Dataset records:
☆ ☆ ☆

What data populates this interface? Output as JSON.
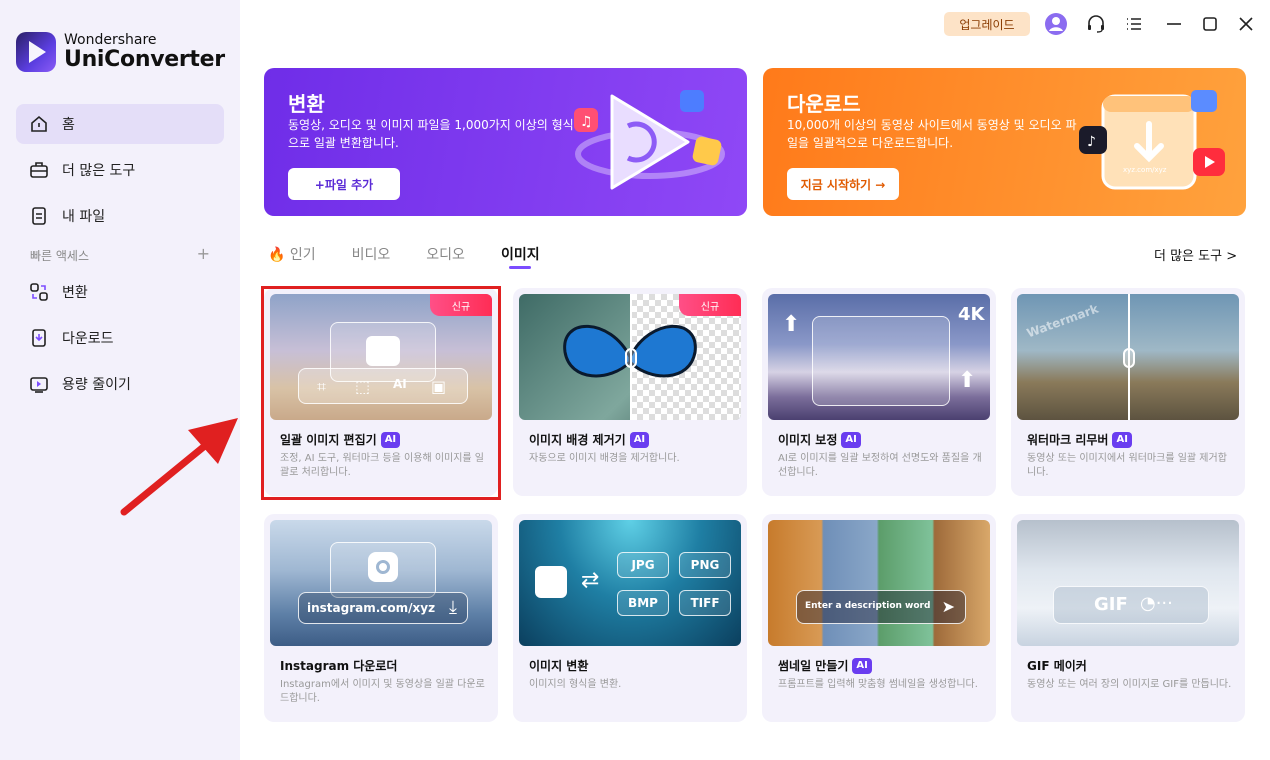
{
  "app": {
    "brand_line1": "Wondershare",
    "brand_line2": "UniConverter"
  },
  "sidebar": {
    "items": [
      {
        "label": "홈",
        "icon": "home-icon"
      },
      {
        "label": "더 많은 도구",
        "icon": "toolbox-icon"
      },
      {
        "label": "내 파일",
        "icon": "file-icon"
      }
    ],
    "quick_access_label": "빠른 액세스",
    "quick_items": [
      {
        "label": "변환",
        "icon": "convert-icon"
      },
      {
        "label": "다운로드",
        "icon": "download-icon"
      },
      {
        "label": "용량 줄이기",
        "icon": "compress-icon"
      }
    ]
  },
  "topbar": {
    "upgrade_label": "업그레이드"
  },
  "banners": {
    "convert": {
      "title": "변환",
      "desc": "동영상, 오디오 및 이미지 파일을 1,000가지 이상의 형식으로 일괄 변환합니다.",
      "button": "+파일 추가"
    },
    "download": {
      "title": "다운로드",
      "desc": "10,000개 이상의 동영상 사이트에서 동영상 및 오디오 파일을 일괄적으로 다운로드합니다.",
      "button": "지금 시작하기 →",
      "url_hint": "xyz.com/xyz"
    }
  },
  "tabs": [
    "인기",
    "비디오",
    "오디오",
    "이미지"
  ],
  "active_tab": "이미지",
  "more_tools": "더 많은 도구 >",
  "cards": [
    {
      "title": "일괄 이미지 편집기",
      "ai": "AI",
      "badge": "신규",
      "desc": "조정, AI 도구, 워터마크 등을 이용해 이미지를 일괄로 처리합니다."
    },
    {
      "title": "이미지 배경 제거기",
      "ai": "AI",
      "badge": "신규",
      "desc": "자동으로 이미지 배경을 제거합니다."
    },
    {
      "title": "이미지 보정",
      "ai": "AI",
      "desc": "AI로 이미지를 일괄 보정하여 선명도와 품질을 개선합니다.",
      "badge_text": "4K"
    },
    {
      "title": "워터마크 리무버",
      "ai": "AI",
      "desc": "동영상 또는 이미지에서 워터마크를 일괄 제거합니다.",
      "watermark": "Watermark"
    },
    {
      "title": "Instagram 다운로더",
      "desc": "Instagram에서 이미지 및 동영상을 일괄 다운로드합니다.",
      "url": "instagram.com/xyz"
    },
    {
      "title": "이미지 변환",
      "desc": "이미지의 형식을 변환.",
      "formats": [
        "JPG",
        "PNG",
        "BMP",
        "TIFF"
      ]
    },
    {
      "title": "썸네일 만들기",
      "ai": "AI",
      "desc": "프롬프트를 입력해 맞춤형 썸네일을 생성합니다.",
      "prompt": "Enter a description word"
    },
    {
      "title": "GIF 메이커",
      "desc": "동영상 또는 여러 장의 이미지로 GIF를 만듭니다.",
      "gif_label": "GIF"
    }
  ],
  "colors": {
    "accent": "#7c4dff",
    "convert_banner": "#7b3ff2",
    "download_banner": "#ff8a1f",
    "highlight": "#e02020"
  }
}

☆ ☆ ☆

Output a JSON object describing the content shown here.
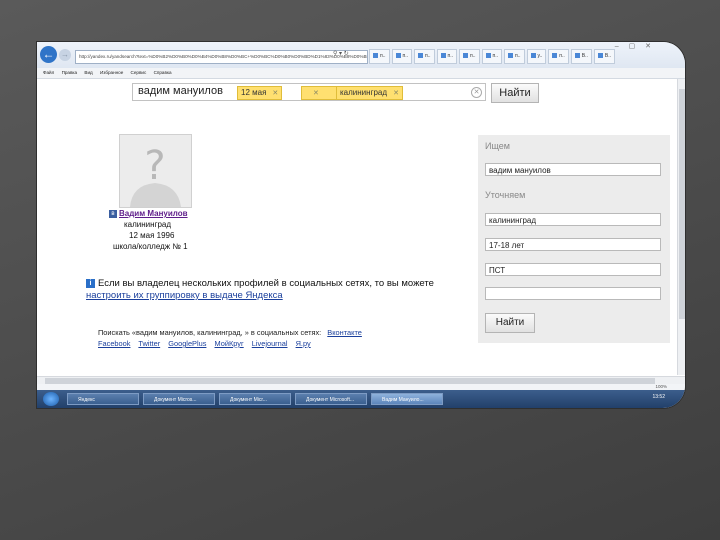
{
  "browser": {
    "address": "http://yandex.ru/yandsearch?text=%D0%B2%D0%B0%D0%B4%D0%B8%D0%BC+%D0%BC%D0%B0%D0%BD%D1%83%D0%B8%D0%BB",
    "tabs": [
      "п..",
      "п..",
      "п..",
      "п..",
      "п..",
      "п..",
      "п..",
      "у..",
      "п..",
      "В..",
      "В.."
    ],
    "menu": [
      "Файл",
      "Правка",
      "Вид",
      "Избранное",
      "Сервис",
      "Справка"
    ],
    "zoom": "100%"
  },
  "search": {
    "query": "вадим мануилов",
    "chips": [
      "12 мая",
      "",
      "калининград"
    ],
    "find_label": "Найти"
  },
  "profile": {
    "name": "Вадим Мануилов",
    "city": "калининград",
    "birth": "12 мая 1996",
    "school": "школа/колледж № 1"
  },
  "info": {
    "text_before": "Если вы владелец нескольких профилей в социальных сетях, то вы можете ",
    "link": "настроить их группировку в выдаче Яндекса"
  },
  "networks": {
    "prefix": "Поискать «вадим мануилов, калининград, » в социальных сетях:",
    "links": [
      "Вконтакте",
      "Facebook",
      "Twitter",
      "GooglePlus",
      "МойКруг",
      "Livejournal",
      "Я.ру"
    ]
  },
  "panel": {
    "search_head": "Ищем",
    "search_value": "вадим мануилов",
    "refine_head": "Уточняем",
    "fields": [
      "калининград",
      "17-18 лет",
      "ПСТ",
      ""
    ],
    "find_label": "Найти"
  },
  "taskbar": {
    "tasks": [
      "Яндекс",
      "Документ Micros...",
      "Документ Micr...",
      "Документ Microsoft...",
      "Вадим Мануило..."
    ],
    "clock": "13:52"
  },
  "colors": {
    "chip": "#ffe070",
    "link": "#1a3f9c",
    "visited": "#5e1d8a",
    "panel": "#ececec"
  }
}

☆ ☆ ☆

Report how many lines of the data hold the string "JSON"; give only the number.

2